Information supplied:
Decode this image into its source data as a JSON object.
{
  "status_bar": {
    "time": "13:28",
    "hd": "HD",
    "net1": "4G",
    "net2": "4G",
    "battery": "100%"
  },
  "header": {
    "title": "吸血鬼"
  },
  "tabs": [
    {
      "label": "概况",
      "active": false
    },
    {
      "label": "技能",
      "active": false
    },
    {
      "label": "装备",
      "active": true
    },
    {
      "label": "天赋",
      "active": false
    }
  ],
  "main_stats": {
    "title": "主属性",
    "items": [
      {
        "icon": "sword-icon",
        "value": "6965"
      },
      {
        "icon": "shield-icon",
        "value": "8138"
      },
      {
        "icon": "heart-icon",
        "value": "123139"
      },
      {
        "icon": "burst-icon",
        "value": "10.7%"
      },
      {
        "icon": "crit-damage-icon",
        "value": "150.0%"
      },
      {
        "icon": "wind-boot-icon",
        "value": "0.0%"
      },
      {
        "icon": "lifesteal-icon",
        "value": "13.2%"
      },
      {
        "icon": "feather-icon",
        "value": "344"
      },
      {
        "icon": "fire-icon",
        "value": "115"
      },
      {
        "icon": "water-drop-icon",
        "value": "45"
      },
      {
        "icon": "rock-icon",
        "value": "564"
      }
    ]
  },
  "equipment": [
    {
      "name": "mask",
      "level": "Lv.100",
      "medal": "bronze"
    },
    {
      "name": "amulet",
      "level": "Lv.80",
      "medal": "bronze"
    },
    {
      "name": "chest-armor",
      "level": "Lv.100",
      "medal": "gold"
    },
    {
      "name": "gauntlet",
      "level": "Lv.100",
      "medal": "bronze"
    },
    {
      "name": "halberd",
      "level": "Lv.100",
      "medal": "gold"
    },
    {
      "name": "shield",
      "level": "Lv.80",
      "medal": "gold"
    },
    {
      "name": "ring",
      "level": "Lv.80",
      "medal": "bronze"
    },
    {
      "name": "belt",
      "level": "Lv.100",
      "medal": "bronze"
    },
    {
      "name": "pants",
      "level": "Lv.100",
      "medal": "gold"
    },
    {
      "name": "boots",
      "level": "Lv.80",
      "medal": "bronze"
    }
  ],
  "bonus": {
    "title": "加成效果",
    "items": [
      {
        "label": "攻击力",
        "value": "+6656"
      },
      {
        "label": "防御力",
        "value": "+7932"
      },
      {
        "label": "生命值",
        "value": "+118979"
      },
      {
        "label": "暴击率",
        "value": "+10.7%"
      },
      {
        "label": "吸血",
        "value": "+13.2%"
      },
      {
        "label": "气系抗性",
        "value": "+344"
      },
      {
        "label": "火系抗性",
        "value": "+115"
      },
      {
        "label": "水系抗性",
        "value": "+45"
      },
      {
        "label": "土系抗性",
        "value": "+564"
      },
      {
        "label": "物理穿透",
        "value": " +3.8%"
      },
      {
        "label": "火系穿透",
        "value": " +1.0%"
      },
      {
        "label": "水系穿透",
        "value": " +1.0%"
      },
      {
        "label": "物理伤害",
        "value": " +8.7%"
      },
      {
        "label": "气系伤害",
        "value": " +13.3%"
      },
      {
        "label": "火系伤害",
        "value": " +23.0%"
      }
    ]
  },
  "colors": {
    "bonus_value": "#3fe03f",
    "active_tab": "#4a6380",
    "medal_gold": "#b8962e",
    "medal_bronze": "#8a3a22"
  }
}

What to do: Return the listing above in its exact form.

Answer to the problem:
Decode this image into its source data as a JSON object.
{
  "status_bar": {
    "time": "13:28",
    "hd": "HD",
    "net1": "4G",
    "net2": "4G",
    "battery": "100%"
  },
  "header": {
    "title": "吸血鬼"
  },
  "tabs": [
    {
      "label": "概况",
      "active": false
    },
    {
      "label": "技能",
      "active": false
    },
    {
      "label": "装备",
      "active": true
    },
    {
      "label": "天赋",
      "active": false
    }
  ],
  "main_stats": {
    "title": "主属性",
    "items": [
      {
        "icon": "sword-icon",
        "value": "6965"
      },
      {
        "icon": "shield-icon",
        "value": "8138"
      },
      {
        "icon": "heart-icon",
        "value": "123139"
      },
      {
        "icon": "burst-icon",
        "value": "10.7%"
      },
      {
        "icon": "crit-damage-icon",
        "value": "150.0%"
      },
      {
        "icon": "wind-boot-icon",
        "value": "0.0%"
      },
      {
        "icon": "lifesteal-icon",
        "value": "13.2%"
      },
      {
        "icon": "feather-icon",
        "value": "344"
      },
      {
        "icon": "fire-icon",
        "value": "115"
      },
      {
        "icon": "water-drop-icon",
        "value": "45"
      },
      {
        "icon": "rock-icon",
        "value": "564"
      }
    ]
  },
  "equipment": [
    {
      "name": "mask",
      "level": "Lv.100",
      "medal": "bronze"
    },
    {
      "name": "amulet",
      "level": "Lv.80",
      "medal": "bronze"
    },
    {
      "name": "chest-armor",
      "level": "Lv.100",
      "medal": "gold"
    },
    {
      "name": "gauntlet",
      "level": "Lv.100",
      "medal": "bronze"
    },
    {
      "name": "halberd",
      "level": "Lv.100",
      "medal": "gold"
    },
    {
      "name": "shield",
      "level": "Lv.80",
      "medal": "gold"
    },
    {
      "name": "ring",
      "level": "Lv.80",
      "medal": "bronze"
    },
    {
      "name": "belt",
      "level": "Lv.100",
      "medal": "bronze"
    },
    {
      "name": "pants",
      "level": "Lv.100",
      "medal": "gold"
    },
    {
      "name": "boots",
      "level": "Lv.80",
      "medal": "bronze"
    }
  ],
  "bonus": {
    "title": "加成效果",
    "items": [
      {
        "label": "攻击力",
        "value": "+6656"
      },
      {
        "label": "防御力",
        "value": "+7932"
      },
      {
        "label": "生命值",
        "value": "+118979"
      },
      {
        "label": "暴击率",
        "value": "+10.7%"
      },
      {
        "label": "吸血",
        "value": "+13.2%"
      },
      {
        "label": "气系抗性",
        "value": "+344"
      },
      {
        "label": "火系抗性",
        "value": "+115"
      },
      {
        "label": "水系抗性",
        "value": "+45"
      },
      {
        "label": "土系抗性",
        "value": "+564"
      },
      {
        "label": "物理穿透",
        "value": " +3.8%"
      },
      {
        "label": "火系穿透",
        "value": " +1.0%"
      },
      {
        "label": "水系穿透",
        "value": " +1.0%"
      },
      {
        "label": "物理伤害",
        "value": " +8.7%"
      },
      {
        "label": "气系伤害",
        "value": " +13.3%"
      },
      {
        "label": "火系伤害",
        "value": " +23.0%"
      }
    ]
  },
  "colors": {
    "bonus_value": "#3fe03f",
    "active_tab": "#4a6380",
    "medal_gold": "#b8962e",
    "medal_bronze": "#8a3a22"
  }
}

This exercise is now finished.